Short exercise:
Quote the whole listing verbatim.

Supplied records:
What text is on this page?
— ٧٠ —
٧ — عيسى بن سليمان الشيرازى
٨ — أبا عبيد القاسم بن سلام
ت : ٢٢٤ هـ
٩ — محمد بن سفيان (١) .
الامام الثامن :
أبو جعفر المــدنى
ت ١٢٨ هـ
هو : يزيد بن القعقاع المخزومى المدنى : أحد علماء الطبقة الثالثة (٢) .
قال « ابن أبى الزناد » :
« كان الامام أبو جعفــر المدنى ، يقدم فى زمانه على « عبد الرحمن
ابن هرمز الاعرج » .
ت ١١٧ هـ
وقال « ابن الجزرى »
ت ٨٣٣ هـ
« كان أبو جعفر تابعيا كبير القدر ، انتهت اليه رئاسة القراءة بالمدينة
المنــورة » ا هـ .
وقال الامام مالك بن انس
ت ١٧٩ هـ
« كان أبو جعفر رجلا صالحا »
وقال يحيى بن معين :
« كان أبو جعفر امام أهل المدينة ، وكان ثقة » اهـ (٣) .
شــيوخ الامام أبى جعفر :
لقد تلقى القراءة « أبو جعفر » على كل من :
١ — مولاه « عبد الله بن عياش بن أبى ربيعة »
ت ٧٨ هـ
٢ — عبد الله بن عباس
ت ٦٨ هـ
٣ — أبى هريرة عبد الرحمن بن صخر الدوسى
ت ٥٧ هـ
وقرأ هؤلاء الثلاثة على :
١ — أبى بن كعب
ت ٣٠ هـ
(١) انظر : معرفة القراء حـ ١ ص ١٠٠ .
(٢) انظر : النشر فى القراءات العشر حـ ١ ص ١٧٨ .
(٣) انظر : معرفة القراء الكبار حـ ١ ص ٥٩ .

Result:
What text is on this page?
— ٧٠ —
٧ — عيسى بن سليمان الشيرازى
٨ — أبا عبيد القاسم بن سلام
ت : ٢٢٤ هـ
٩ — محمد بن سفيان (١) .
الامام الثامن :
أبو جعفر المــدنى
ت ١٢٨ هـ
هو : يزيد بن القعقاع المخزومى المدنى : أحد علماء الطبقة الثالثة (٢) .
قال « ابن أبى الزناد » :
« كان الامام أبو جعفــر المدنى ، يقدم فى زمانه على « عبد الرحمن
ابن هرمز الاعرج » .
ت ١١٧ هـ
وقال « ابن الجزرى »
ت ٨٣٣ هـ
« كان أبو جعفر تابعيا كبير القدر ، انتهت اليه رئاسة القراءة بالمدينة
المنــورة » ا هـ .
وقال الامام مالك بن انس
ت ١٧٩ هـ
« كان أبو جعفر رجلا صالحا »
وقال يحيى بن معين :
« كان أبو جعفر امام أهل المدينة ، وكان ثقة » اهـ (٣) .
شــيوخ الامام أبى جعفر :
لقد تلقى القراءة « أبو جعفر » على كل من :
١ — مولاه « عبد الله بن عياش بن أبى ربيعة »
ت ٧٨ هـ
٢ — عبد الله بن عباس
ت ٦٨ هـ
٣ — أبى هريرة عبد الرحمن بن صخر الدوسى
ت ٥٧ هـ
وقرأ هؤلاء الثلاثة على :
١ — أبى بن كعب
ت ٣٠ هـ
(١) انظر : معرفة القراء حـ ١ ص ١٠٠ .
(٢) انظر : النشر فى القراءات العشر حـ ١ ص ١٧٨ .
(٣) انظر : معرفة القراء الكبار حـ ١ ص ٥٩ .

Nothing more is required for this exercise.